Give back the records below exactly, every one, with no pictures.

**Data supplied:**
● ● ● ●

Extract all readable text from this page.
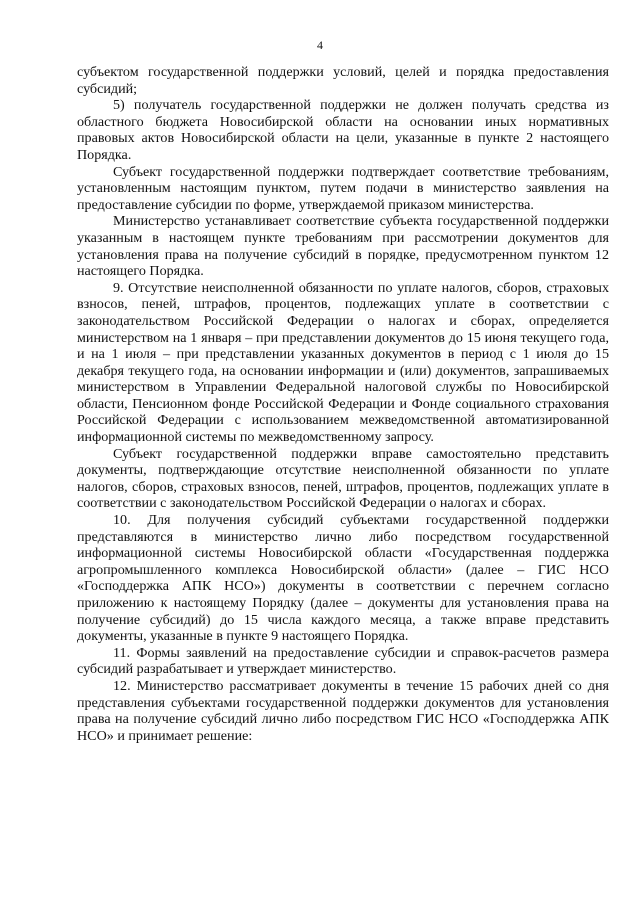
4

субъектом государственной поддержки условий, целей и порядка предоставления субсидий;

5) получатель государственной поддержки не должен получать средства из областного бюджета Новосибирской области на основании иных нормативных правовых актов Новосибирской области на цели, указанные в пункте 2 настоящего Порядка.

Субъект государственной поддержки подтверждает соответствие требованиям, установленным настоящим пунктом, путем подачи в министерство заявления на предоставление субсидии по форме, утверждаемой приказом министерства.

Министерство устанавливает соответствие субъекта государственной поддержки указанным в настоящем пункте требованиям при рассмотрении документов для установления права на получение субсидий в порядке, предусмотренном пунктом 12 настоящего Порядка.

9. Отсутствие неисполненной обязанности по уплате налогов, сборов, страховых взносов, пеней, штрафов, процентов, подлежащих уплате в соответствии с законодательством Российской Федерации о налогах и сборах, определяется министерством на 1 января – при представлении документов до 15 июня текущего года, и на 1 июля – при представлении указанных документов в период с 1 июля до 15 декабря текущего года, на основании информации и (или) документов, запрашиваемых министерством в Управлении Федеральной налоговой службы по Новосибирской области, Пенсионном фонде Российской Федерации и Фонде социального страхования Российской Федерации с использованием межведомственной автоматизированной информационной системы по межведомственному запросу.

Субъект государственной поддержки вправе самостоятельно представить документы, подтверждающие отсутствие неисполненной обязанности по уплате налогов, сборов, страховых взносов, пеней, штрафов, процентов, подлежащих уплате в соответствии с законодательством Российской Федерации о налогах и сборах.

10. Для получения субсидий субъектами государственной поддержки представляются в министерство лично либо посредством государственной информационной системы Новосибирской области «Государственная поддержка агропромышленного комплекса Новосибирской области» (далее – ГИС НСО «Господдержка АПК НСО») документы в соответствии с перечнем согласно приложению к настоящему Порядку (далее – документы для установления права на получение субсидий) до 15 числа каждого месяца, а также вправе представить документы, указанные в пункте 9 настоящего Порядка.

11. Формы заявлений на предоставление субсидии и справок-расчетов размера субсидий разрабатывает и утверждает министерство.

12. Министерство рассматривает документы в течение 15 рабочих дней со дня представления субъектами государственной поддержки документов для установления права на получение субсидий лично либо посредством ГИС НСО «Господдержка АПК НСО» и принимает решение:
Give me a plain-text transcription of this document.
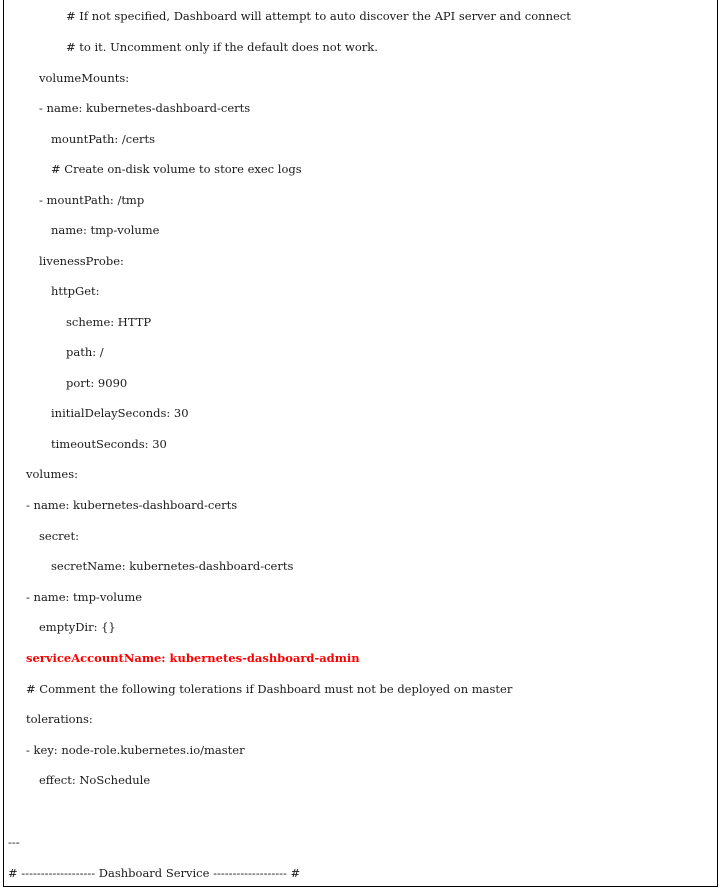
# If not specified, Dashboard will attempt to auto discover the API server and connect
# to it. Uncomment only if the default does not work.
volumeMounts:
- name: kubernetes-dashboard-certs
mountPath: /certs
# Create on-disk volume to store exec logs
- mountPath: /tmp
name: tmp-volume
livenessProbe:
httpGet:
scheme: HTTP
path: /
port: 9090
initialDelaySeconds: 30
timeoutSeconds: 30
volumes:
- name: kubernetes-dashboard-certs
secret:
secretName: kubernetes-dashboard-certs
- name: tmp-volume
emptyDir: {}
serviceAccountName: kubernetes-dashboard-admin
# Comment the following tolerations if Dashboard must not be deployed on master
tolerations:
- key: node-role.kubernetes.io/master
effect: NoSchedule
---
# ------------------- Dashboard Service ------------------- #
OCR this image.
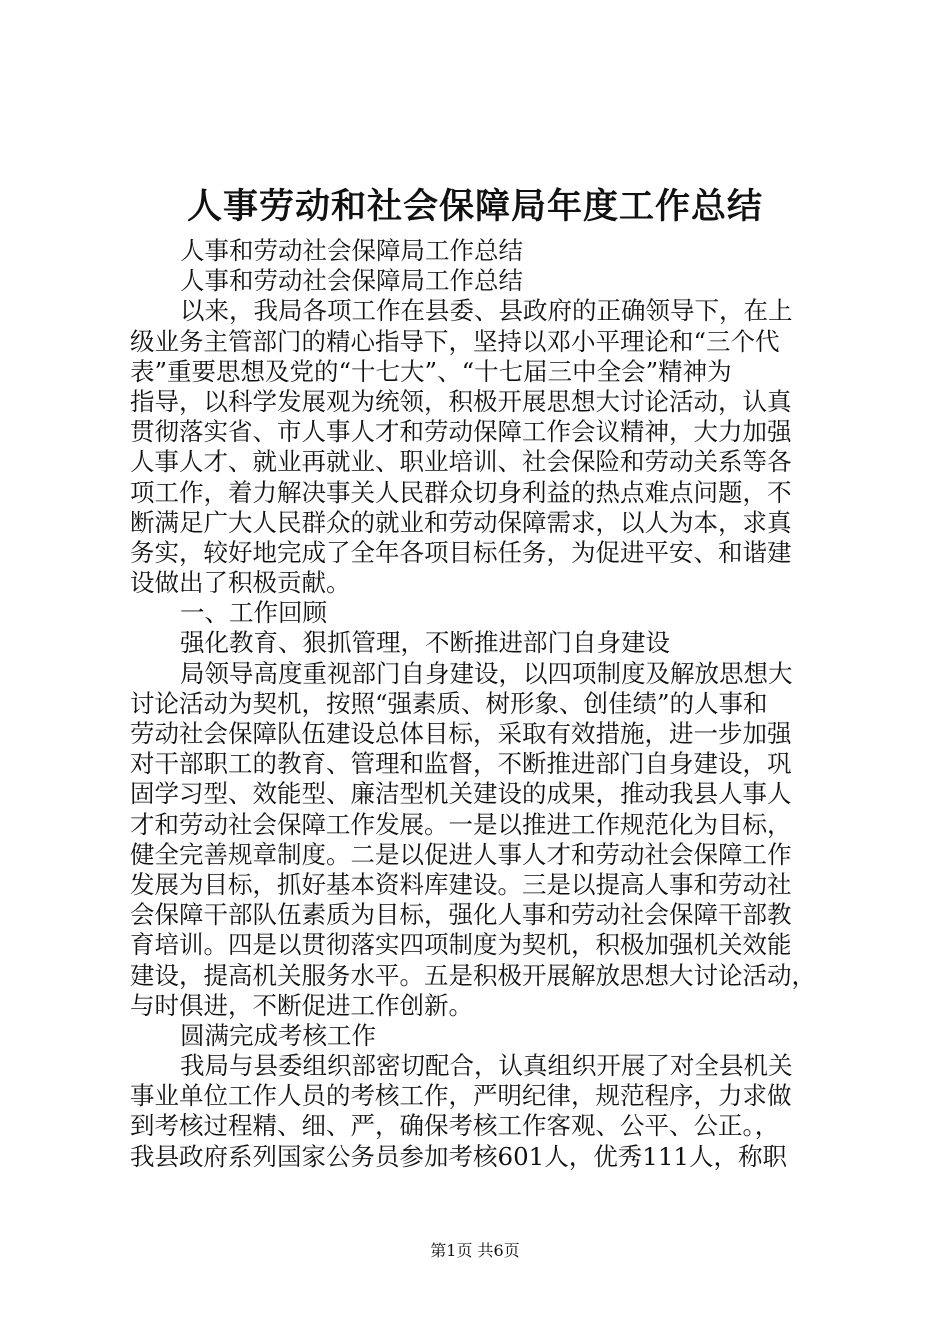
人事劳动和社会保障局年度工作总结
人事和劳动社会保障局工作总结
人事和劳动社会保障局工作总结
以来，我局各项工作在县委、县政府的正确领导下，在上
级业务主管部门的精心指导下，坚持以邓小平理论和“三个代
表”重要思想及党的“十七大”、“十七届三中全会”精神为
指导，以科学发展观为统领，积极开展思想大讨论活动，认真
贯彻落实省、市人事人才和劳动保障工作会议精神，大力加强
人事人才、就业再就业、职业培训、社会保险和劳动关系等各
项工作，着力解决事关人民群众切身利益的热点难点问题，不
断满足广大人民群众的就业和劳动保障需求，以人为本，求真
务实，较好地完成了全年各项目标任务，为促进平安、和谐建
设做出了积极贡献。
一、工作回顾
强化教育、狠抓管理，不断推进部门自身建设
局领导高度重视部门自身建设，以四项制度及解放思想大
讨论活动为契机，按照“强素质、树形象、创佳绩”的人事和
劳动社会保障队伍建设总体目标，采取有效措施，进一步加强
对干部职工的教育、管理和监督，不断推进部门自身建设，巩
固学习型、效能型、廉洁型机关建设的成果，推动我县人事人
才和劳动社会保障工作发展。一是以推进工作规范化为目标，
健全完善规章制度。二是以促进人事人才和劳动社会保障工作
发展为目标，抓好基本资料库建设。三是以提高人事和劳动社
会保障干部队伍素质为目标，强化人事和劳动社会保障干部教
育培训。四是以贯彻落实四项制度为契机，积极加强机关效能
建设，提高机关服务水平。五是积极开展解放思想大讨论活动，
与时俱进，不断促进工作创新。
圆满完成考核工作
我局与县委组织部密切配合，认真组织开展了对全县机关
事业单位工作人员的考核工作，严明纪律，规范程序，力求做
到考核过程精、细、严，确保考核工作客观、公平、公正。，
我县政府系列国家公务员参加考核601人，优秀111人，称职
第1页 共6页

● ● ● ●

**Expected answer:**
Extract all readable text from this page.
4

субъектом государственной поддержки условий, целей и порядка предоставления субсидий;

5) получатель государственной поддержки не должен получать средства из областного бюджета Новосибирской области на основании иных нормативных правовых актов Новосибирской области на цели, указанные в пункте 2 настоящего Порядка.

Субъект государственной поддержки подтверждает соответствие требованиям, установленным настоящим пунктом, путем подачи в министерство заявления на предоставление субсидии по форме, утверждаемой приказом министерства.

Министерство устанавливает соответствие субъекта государственной поддержки указанным в настоящем пункте требованиям при рассмотрении документов для установления права на получение субсидий в порядке, предусмотренном пунктом 12 настоящего Порядка.

9. Отсутствие неисполненной обязанности по уплате налогов, сборов, страховых взносов, пеней, штрафов, процентов, подлежащих уплате в соответствии с законодательством Российской Федерации о налогах и сборах, определяется министерством на 1 января – при представлении документов до 15 июня текущего года, и на 1 июля – при представлении указанных документов в период с 1 июля до 15 декабря текущего года, на основании информации и (или) документов, запрашиваемых министерством в Управлении Федеральной налоговой службы по Новосибирской области, Пенсионном фонде Российской Федерации и Фонде социального страхования Российской Федерации с использованием межведомственной автоматизированной информационной системы по межведомственному запросу.

Субъект государственной поддержки вправе самостоятельно представить документы, подтверждающие отсутствие неисполненной обязанности по уплате налогов, сборов, страховых взносов, пеней, штрафов, процентов, подлежащих уплате в соответствии с законодательством Российской Федерации о налогах и сборах.

10. Для получения субсидий субъектами государственной поддержки представляются в министерство лично либо посредством государственной информационной системы Новосибирской области «Государственная поддержка агропромышленного комплекса Новосибирской области» (далее – ГИС НСО «Господдержка АПК НСО») документы в соответствии с перечнем согласно приложению к настоящему Порядку (далее – документы для установления права на получение субсидий) до 15 числа каждого месяца, а также вправе представить документы, указанные в пункте 9 настоящего Порядка.

11. Формы заявлений на предоставление субсидии и справок-расчетов размера субсидий разрабатывает и утверждает министерство.

12. Министерство рассматривает документы в течение 15 рабочих дней со дня представления субъектами государственной поддержки документов для установления права на получение субсидий лично либо посредством ГИС НСО «Господдержка АПК НСО» и принимает решение:
Give me a plain-text transcription of this document.
# If not specified, Dashboard will attempt to auto discover the API server and connect
# to it. Uncomment only if the default does not work.
volumeMounts:
- name: kubernetes-dashboard-certs
mountPath: /certs
# Create on-disk volume to store exec logs
- mountPath: /tmp
name: tmp-volume
livenessProbe:
httpGet:
scheme: HTTP
path: /
port: 9090
initialDelaySeconds: 30
timeoutSeconds: 30
volumes:
- name: kubernetes-dashboard-certs
secret:
secretName: kubernetes-dashboard-certs
- name: tmp-volume
emptyDir: {}
serviceAccountName: kubernetes-dashboard-admin
# Comment the following tolerations if Dashboard must not be deployed on master
tolerations:
- key: node-role.kubernetes.io/master
effect: NoSchedule
---
# ------------------- Dashboard Service ------------------- #
OCR this image.
人事劳动和社会保障局年度工作总结
人事和劳动社会保障局工作总结
人事和劳动社会保障局工作总结
以来，我局各项工作在县委、县政府的正确领导下，在上
级业务主管部门的精心指导下，坚持以邓小平理论和“三个代
表”重要思想及党的“十七大”、“十七届三中全会”精神为
指导，以科学发展观为统领，积极开展思想大讨论活动，认真
贯彻落实省、市人事人才和劳动保障工作会议精神，大力加强
人事人才、就业再就业、职业培训、社会保险和劳动关系等各
项工作，着力解决事关人民群众切身利益的热点难点问题，不
断满足广大人民群众的就业和劳动保障需求，以人为本，求真
务实，较好地完成了全年各项目标任务，为促进平安、和谐建
设做出了积极贡献。
一、工作回顾
强化教育、狠抓管理，不断推进部门自身建设
局领导高度重视部门自身建设，以四项制度及解放思想大
讨论活动为契机，按照“强素质、树形象、创佳绩”的人事和
劳动社会保障队伍建设总体目标，采取有效措施，进一步加强
对干部职工的教育、管理和监督，不断推进部门自身建设，巩
固学习型、效能型、廉洁型机关建设的成果，推动我县人事人
才和劳动社会保障工作发展。一是以推进工作规范化为目标，
健全完善规章制度。二是以促进人事人才和劳动社会保障工作
发展为目标，抓好基本资料库建设。三是以提高人事和劳动社
会保障干部队伍素质为目标，强化人事和劳动社会保障干部教
育培训。四是以贯彻落实四项制度为契机，积极加强机关效能
建设，提高机关服务水平。五是积极开展解放思想大讨论活动，
与时俱进，不断促进工作创新。
圆满完成考核工作
我局与县委组织部密切配合，认真组织开展了对全县机关
事业单位工作人员的考核工作，严明纪律，规范程序，力求做
到考核过程精、细、严，确保考核工作客观、公平、公正。，
我县政府系列国家公务员参加考核601人，优秀111人，称职
第1页 共6页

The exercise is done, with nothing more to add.